Stored data:
────────────────────

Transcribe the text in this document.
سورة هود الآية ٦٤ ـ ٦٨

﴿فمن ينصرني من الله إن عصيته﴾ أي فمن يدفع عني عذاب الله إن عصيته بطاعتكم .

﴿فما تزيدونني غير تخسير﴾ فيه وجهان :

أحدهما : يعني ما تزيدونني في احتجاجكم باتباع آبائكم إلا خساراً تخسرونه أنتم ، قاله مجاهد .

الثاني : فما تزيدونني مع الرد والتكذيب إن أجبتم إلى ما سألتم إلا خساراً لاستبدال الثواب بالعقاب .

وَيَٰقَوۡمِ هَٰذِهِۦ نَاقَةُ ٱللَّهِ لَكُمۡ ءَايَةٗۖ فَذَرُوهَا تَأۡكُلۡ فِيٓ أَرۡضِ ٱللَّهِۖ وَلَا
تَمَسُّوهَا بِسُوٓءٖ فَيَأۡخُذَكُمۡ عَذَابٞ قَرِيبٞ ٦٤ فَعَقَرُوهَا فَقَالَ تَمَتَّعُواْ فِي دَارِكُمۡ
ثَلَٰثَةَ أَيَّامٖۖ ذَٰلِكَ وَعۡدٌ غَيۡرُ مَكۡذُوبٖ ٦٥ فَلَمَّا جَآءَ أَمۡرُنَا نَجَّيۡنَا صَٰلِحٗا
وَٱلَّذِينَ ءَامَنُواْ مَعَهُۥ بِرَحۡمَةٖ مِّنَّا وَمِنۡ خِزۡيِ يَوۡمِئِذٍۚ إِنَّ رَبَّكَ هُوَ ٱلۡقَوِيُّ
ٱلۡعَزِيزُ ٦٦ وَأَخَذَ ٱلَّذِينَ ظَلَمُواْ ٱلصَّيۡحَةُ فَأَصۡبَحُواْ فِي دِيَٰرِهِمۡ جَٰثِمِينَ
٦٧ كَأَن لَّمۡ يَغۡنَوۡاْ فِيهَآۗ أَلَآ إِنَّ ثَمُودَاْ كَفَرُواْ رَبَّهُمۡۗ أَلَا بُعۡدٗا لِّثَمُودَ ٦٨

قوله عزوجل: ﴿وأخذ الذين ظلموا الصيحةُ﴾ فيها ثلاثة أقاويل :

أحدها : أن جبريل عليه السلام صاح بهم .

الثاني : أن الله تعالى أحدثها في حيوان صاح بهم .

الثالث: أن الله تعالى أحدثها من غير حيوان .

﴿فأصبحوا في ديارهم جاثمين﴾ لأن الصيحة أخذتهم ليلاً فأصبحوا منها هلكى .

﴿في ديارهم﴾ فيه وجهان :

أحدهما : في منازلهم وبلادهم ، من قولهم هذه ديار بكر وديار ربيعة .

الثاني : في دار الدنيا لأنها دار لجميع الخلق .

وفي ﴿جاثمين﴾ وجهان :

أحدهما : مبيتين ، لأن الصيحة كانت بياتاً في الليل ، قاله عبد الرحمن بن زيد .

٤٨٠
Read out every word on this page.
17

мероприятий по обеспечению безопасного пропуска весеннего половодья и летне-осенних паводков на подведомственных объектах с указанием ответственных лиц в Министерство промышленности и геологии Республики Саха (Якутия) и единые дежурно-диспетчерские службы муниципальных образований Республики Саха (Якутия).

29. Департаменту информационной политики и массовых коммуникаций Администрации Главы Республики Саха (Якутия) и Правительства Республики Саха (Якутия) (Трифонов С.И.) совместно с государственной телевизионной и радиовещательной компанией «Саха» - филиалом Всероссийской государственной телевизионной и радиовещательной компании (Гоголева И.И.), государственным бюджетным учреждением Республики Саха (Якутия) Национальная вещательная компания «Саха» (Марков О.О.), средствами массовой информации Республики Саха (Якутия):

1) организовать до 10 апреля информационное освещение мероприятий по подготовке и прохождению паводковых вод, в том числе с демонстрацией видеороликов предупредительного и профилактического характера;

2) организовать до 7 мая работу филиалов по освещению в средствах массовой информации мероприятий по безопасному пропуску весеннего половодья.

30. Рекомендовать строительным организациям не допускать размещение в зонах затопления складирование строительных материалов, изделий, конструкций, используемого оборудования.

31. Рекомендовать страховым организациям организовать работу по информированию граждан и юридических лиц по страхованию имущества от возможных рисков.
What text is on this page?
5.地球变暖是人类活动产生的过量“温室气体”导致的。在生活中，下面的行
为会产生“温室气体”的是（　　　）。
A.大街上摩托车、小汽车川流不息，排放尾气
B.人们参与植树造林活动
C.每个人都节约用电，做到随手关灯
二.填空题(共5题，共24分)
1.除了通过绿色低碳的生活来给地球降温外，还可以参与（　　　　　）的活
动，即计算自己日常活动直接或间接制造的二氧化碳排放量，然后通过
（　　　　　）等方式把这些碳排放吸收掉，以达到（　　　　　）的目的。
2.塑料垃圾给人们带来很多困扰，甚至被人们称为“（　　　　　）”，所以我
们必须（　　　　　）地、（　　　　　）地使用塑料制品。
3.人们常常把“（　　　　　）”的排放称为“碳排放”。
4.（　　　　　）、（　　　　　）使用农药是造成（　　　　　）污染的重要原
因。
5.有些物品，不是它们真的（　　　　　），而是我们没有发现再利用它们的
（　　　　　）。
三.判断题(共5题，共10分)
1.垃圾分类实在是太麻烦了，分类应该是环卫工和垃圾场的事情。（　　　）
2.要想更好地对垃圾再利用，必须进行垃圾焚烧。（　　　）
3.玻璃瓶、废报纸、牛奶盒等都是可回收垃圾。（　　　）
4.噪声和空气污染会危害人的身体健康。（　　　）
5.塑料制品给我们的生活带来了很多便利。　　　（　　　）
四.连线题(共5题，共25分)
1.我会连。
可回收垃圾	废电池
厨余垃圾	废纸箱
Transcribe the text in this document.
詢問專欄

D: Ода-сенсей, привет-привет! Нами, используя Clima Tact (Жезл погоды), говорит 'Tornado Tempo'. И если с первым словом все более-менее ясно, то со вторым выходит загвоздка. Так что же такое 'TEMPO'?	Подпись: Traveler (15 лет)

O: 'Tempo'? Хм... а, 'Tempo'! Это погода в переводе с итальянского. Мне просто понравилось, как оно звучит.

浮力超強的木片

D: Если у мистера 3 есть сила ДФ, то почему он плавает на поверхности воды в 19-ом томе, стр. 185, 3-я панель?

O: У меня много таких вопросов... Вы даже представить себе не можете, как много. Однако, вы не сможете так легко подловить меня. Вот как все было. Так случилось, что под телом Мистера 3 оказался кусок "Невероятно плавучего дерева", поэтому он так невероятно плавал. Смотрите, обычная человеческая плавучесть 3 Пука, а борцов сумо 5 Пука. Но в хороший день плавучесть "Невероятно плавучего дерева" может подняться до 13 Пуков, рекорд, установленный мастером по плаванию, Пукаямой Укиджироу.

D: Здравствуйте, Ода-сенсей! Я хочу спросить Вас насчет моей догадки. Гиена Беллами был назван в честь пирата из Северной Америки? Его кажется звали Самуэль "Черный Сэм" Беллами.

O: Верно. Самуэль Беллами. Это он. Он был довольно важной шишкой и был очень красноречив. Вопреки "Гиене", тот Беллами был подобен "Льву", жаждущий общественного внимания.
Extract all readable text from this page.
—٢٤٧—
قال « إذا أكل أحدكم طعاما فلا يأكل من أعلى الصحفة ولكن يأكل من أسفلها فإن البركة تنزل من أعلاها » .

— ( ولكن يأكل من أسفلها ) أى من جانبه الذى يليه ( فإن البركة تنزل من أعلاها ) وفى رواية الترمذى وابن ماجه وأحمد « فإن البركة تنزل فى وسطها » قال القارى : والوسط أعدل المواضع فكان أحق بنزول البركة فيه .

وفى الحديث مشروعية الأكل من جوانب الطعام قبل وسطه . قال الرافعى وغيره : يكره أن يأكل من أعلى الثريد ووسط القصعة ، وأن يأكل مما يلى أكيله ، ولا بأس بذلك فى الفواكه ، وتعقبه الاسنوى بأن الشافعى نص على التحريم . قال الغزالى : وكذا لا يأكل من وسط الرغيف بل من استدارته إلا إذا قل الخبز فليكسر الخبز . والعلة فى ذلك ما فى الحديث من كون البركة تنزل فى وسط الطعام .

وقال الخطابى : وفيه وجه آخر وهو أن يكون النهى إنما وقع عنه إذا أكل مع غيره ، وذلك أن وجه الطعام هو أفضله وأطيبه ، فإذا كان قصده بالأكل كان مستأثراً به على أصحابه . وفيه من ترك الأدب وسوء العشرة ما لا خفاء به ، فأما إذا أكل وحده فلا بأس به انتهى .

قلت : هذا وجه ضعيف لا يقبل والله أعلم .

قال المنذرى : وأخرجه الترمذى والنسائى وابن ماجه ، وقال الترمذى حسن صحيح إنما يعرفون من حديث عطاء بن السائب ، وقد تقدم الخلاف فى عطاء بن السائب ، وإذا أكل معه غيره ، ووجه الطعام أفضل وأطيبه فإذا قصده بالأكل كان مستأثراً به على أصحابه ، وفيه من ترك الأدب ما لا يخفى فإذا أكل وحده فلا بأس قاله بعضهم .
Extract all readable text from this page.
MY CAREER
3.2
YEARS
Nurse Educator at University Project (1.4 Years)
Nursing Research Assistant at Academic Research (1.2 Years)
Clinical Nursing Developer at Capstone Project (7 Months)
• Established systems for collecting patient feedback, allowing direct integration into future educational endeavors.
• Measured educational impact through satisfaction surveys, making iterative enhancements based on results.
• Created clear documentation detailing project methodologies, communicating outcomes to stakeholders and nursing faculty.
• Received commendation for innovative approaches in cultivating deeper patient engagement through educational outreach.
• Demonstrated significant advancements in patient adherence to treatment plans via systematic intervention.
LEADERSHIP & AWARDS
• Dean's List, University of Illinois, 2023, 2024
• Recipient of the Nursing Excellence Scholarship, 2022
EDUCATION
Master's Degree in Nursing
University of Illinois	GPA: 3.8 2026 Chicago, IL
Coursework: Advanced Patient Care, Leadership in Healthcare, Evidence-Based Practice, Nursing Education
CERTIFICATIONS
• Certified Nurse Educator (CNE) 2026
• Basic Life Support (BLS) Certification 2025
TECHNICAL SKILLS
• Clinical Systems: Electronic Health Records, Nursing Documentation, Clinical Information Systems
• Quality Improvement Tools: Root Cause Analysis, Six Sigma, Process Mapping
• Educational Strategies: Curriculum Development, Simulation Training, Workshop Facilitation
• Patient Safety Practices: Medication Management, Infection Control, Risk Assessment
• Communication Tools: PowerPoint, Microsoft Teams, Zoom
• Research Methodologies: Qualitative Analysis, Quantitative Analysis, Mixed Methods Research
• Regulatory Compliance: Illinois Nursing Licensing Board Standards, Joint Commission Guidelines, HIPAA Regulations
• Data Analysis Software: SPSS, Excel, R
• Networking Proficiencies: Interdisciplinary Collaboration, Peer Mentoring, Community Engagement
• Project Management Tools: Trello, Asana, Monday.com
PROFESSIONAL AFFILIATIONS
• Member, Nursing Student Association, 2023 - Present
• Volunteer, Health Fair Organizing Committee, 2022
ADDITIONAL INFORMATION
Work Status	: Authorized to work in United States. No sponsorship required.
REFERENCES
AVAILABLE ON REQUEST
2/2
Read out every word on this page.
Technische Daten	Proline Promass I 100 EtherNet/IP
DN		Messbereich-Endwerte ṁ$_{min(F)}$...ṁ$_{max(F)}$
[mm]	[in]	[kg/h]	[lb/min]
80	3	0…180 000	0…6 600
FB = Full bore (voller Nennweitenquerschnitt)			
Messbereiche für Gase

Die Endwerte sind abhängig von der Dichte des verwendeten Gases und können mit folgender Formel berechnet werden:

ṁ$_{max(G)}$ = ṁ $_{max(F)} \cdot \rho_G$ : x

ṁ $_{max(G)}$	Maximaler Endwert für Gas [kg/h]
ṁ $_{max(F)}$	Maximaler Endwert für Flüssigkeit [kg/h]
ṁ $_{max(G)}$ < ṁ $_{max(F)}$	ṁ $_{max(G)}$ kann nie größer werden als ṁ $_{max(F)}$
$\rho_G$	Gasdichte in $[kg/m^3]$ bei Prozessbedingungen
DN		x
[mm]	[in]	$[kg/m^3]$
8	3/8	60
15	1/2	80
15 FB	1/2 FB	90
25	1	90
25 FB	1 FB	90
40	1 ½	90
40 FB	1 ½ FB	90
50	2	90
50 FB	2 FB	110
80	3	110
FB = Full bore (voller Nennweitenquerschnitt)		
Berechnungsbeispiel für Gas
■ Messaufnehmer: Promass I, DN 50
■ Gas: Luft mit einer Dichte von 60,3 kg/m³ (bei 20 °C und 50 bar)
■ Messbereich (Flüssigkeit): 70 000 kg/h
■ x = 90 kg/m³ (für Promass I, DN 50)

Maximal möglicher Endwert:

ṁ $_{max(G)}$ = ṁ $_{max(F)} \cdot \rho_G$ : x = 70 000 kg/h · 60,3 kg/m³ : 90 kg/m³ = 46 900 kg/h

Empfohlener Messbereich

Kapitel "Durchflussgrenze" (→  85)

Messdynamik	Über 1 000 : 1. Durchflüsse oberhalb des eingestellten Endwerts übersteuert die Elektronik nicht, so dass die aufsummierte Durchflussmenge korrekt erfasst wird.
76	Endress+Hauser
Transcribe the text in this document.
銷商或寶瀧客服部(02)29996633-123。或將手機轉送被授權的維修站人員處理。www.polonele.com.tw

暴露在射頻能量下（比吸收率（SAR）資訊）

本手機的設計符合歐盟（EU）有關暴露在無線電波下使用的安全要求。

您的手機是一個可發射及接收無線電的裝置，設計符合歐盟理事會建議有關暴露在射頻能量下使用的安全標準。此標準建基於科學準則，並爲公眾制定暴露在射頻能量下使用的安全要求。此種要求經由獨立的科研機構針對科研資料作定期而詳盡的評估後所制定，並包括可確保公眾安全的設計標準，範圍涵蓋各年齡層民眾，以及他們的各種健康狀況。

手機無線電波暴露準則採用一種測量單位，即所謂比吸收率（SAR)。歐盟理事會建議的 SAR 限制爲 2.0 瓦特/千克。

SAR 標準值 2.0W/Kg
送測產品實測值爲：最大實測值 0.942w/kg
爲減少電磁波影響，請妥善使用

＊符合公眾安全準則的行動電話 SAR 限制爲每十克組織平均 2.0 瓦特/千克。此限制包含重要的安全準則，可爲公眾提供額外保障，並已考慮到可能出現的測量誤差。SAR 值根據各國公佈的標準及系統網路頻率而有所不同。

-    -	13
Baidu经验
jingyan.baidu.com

────────────────────

Exercise description:
Pull out all lines containing "Research".

Expected answer:
Nursing Research Assistant at Academic Research (1.2 Years)
• Research Methodologies: Qualitative Analysis, Quantitative Analysis, Mixed Methods Research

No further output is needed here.